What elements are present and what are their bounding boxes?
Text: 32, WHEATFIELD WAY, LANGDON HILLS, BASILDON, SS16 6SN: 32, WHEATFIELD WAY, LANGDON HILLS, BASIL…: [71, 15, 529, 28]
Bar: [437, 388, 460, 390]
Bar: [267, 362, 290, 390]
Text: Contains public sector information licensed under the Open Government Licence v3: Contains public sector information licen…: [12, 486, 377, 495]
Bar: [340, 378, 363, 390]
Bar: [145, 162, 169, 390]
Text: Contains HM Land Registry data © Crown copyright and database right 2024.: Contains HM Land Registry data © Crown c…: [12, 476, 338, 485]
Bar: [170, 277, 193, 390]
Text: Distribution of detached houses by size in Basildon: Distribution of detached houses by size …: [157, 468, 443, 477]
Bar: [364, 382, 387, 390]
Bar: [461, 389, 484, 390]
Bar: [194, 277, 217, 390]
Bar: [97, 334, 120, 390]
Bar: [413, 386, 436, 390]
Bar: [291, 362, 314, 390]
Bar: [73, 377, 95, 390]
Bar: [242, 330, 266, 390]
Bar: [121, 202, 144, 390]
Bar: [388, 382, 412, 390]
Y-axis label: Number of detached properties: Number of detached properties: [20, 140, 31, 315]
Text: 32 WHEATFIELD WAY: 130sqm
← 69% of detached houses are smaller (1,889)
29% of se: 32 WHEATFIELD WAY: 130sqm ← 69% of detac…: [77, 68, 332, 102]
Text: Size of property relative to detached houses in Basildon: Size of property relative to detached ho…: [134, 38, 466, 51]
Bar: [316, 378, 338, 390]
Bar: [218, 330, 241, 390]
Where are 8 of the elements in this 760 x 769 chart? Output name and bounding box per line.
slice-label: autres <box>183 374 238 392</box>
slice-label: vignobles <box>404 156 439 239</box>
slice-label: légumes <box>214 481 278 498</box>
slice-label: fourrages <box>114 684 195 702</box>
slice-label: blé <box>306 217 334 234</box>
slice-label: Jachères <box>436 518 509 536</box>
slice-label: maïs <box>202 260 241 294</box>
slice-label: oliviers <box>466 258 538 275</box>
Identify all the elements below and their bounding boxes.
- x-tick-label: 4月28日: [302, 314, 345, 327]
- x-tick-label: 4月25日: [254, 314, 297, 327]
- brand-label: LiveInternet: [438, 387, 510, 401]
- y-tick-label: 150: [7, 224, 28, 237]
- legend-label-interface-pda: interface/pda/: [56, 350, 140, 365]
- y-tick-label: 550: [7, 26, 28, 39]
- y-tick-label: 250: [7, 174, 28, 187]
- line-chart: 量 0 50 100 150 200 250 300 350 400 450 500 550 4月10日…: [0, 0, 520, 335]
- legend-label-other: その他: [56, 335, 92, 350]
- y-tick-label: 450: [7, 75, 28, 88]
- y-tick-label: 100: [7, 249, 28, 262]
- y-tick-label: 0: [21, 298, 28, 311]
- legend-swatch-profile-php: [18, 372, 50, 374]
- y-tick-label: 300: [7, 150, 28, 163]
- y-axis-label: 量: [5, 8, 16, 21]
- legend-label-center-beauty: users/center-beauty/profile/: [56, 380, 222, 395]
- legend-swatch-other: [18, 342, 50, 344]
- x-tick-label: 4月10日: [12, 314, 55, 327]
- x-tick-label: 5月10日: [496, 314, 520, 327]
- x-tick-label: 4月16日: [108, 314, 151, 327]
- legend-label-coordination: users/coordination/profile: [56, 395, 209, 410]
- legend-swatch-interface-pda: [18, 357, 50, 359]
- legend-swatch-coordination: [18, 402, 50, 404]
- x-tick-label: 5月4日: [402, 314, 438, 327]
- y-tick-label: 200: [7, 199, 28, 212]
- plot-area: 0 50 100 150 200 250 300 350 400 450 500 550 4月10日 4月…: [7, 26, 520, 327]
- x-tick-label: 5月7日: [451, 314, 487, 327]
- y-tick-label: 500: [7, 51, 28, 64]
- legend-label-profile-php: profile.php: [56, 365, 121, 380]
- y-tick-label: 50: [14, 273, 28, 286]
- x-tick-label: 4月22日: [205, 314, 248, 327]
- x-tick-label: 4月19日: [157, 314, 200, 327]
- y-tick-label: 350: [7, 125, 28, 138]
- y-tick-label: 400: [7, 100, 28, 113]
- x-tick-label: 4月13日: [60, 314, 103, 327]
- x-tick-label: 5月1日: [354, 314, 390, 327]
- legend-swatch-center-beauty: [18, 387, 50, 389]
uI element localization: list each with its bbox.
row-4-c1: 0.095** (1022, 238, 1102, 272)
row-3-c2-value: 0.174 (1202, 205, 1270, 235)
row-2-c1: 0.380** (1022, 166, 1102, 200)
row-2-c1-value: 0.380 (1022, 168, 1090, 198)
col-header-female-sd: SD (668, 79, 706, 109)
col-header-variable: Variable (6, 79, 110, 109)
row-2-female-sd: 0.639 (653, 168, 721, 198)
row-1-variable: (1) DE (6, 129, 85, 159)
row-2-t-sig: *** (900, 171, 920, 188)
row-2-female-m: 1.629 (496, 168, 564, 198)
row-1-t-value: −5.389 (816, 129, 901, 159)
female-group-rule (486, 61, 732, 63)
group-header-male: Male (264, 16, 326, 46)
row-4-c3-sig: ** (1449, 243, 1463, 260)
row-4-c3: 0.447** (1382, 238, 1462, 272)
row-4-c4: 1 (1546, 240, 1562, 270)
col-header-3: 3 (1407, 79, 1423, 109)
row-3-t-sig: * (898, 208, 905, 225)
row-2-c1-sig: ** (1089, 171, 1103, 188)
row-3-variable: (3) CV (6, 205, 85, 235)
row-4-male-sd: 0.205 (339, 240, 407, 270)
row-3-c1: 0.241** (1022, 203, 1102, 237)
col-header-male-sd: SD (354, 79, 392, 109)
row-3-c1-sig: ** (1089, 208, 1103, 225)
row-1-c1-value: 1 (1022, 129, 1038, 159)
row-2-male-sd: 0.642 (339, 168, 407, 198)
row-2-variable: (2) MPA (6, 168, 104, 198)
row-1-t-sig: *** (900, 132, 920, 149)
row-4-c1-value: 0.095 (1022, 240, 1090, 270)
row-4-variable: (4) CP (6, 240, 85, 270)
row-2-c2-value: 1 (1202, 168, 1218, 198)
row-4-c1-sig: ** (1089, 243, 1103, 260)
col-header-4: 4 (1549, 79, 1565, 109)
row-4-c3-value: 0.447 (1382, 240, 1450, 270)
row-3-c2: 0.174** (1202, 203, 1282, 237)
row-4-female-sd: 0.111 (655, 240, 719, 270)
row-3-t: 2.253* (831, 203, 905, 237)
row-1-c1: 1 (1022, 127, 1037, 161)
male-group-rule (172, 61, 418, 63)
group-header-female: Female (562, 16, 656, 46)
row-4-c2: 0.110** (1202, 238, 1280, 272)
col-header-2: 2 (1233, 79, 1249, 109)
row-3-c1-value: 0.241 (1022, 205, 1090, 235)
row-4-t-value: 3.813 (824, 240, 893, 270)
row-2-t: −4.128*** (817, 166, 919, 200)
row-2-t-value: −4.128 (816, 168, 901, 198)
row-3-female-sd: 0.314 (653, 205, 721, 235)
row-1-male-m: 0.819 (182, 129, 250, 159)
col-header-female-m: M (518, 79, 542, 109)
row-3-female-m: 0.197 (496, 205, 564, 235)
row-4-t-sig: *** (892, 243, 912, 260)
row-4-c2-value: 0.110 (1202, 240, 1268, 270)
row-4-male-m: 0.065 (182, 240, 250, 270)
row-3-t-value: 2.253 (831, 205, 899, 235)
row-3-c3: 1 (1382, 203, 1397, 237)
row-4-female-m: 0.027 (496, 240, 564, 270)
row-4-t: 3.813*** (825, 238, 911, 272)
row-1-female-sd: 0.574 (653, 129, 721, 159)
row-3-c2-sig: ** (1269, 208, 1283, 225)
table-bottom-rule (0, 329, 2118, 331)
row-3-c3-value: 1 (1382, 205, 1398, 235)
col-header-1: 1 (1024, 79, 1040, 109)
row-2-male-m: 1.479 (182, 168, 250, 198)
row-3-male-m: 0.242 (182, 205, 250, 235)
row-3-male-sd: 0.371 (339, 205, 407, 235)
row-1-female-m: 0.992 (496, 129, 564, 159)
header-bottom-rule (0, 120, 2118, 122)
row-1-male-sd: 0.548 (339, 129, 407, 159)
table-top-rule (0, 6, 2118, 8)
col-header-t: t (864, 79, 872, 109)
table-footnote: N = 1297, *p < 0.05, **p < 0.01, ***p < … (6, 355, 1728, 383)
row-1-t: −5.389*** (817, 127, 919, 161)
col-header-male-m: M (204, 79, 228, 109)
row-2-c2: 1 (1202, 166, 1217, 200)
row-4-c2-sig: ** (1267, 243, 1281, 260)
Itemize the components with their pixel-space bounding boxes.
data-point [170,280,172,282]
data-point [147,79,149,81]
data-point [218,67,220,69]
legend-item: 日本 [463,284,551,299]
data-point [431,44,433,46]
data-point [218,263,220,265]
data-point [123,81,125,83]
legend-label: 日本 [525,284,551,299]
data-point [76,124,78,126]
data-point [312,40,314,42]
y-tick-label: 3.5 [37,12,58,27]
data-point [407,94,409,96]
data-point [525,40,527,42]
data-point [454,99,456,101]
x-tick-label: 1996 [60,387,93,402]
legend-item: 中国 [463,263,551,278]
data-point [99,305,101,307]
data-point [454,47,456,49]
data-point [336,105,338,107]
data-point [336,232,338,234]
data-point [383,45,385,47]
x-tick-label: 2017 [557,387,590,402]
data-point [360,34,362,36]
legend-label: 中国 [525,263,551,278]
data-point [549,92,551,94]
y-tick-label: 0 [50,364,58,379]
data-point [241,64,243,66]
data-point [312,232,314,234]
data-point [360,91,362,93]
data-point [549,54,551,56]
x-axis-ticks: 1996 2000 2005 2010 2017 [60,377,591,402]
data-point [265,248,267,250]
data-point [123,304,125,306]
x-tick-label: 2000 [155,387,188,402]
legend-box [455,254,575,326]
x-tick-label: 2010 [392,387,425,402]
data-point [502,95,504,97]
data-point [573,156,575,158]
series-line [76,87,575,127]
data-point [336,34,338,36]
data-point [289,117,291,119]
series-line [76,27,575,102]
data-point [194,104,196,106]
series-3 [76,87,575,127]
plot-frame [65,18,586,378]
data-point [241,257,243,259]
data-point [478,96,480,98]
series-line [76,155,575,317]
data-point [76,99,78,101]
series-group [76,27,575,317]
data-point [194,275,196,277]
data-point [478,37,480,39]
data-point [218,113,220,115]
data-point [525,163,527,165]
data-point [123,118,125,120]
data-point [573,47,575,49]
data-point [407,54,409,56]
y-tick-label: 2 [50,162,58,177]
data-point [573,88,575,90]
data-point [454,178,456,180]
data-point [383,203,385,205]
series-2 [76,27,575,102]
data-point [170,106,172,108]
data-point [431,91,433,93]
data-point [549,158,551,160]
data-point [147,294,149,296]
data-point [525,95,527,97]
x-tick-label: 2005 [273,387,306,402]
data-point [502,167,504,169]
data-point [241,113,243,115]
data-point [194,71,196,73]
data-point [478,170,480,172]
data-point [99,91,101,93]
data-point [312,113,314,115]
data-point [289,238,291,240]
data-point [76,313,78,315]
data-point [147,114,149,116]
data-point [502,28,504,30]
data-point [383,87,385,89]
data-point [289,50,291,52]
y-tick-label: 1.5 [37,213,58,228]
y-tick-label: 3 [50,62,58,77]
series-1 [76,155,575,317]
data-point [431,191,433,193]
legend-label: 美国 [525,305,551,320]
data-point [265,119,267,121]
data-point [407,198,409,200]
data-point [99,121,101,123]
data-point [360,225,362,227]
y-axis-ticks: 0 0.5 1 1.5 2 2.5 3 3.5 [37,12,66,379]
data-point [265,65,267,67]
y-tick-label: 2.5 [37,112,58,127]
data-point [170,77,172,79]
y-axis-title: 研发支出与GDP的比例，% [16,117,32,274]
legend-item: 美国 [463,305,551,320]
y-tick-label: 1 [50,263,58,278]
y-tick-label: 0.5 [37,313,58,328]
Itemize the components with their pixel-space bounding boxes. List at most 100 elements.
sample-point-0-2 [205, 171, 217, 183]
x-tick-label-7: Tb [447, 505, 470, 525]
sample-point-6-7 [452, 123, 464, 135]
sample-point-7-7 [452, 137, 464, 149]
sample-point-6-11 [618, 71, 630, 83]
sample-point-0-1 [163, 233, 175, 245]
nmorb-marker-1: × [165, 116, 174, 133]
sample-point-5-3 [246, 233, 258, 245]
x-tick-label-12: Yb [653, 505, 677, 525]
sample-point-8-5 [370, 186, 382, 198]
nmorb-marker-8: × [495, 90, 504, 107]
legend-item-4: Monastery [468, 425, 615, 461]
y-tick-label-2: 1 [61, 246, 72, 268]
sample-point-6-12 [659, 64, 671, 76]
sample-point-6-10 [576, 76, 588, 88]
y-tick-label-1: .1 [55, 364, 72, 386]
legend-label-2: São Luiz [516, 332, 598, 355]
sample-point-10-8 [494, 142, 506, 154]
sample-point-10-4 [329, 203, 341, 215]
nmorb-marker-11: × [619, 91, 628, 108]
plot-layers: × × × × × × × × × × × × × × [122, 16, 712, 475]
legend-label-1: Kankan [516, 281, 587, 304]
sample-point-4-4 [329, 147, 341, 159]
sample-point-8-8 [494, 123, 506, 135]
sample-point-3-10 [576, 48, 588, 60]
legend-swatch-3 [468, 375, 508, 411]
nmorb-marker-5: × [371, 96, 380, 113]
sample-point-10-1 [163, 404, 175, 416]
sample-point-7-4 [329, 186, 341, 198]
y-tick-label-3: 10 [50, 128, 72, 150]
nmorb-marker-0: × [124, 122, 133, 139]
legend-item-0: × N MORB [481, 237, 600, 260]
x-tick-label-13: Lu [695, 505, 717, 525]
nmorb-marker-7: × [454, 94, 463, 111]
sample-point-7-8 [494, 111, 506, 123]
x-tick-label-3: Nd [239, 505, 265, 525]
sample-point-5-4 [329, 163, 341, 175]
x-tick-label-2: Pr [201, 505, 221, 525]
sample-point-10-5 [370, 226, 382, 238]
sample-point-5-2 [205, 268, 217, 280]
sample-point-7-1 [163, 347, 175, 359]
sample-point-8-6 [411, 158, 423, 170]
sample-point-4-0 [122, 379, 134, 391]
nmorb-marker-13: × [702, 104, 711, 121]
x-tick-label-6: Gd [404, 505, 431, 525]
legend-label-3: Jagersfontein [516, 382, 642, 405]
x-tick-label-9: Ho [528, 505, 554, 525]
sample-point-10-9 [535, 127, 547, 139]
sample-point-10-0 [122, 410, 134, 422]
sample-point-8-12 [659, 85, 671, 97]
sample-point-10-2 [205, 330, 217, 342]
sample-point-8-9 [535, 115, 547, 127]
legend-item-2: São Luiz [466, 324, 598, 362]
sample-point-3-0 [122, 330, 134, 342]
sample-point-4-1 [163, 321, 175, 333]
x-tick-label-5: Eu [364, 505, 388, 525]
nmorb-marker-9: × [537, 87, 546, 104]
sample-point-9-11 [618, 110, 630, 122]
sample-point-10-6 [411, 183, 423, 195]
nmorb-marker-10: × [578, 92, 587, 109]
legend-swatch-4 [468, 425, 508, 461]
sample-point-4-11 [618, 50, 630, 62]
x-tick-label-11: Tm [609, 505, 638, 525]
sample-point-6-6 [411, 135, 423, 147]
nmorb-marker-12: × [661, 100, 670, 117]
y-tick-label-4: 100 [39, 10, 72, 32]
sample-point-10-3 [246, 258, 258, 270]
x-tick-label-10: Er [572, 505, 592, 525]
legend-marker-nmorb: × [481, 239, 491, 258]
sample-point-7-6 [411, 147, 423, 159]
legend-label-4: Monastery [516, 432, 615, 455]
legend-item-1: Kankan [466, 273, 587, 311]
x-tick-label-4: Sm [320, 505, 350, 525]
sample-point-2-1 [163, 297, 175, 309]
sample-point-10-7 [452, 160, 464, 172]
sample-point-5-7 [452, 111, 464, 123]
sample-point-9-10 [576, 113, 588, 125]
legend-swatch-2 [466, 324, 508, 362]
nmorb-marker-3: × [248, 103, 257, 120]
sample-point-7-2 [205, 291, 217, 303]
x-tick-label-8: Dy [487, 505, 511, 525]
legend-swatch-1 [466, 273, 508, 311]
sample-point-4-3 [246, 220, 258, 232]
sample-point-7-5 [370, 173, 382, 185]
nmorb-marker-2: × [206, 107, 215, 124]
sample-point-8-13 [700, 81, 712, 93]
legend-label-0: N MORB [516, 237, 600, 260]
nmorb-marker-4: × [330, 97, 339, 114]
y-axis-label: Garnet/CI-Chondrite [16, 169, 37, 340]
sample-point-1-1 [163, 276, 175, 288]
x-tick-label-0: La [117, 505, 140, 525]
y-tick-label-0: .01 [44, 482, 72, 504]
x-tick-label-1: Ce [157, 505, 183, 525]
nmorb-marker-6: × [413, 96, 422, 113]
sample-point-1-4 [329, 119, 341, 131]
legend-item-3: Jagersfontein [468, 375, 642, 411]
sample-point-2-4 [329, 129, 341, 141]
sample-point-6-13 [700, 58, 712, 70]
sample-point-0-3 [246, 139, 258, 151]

· · · · ·

What is asked: Recast the stretch of the listing from its first line through the line containing "Bar: [170, 277, 193, 390]" as a JSON list of strings, with one string per line and blank lines omitted.

Correct answer:
[
  "What elements are present and what are their bounding boxes?",
  "Text: 32, WHEATFIELD WAY, LANGDON HILLS, BASILDON, SS16 6SN: 32, WHEATFIELD WAY, LANGDON HILLS, BASIL…: [71, 15, 529, 28]",
  "Bar: [437, 388, 460, 390]",
  "Bar: [267, 362, 290, 390]",
  "Text: Contains public sector information licensed under the Open Government Licence v3: Contains public sector information licen…: [12, 486, 377, 495]",
  "Bar: [340, 378, 363, 390]",
  "Bar: [145, 162, 169, 390]",
  "Text: Contains HM Land Registry data © Crown copyright and database right 2024.: Contains HM Land Registry data © Crown c…: [12, 476, 338, 485]",
  "Bar: [170, 277, 193, 390]"
]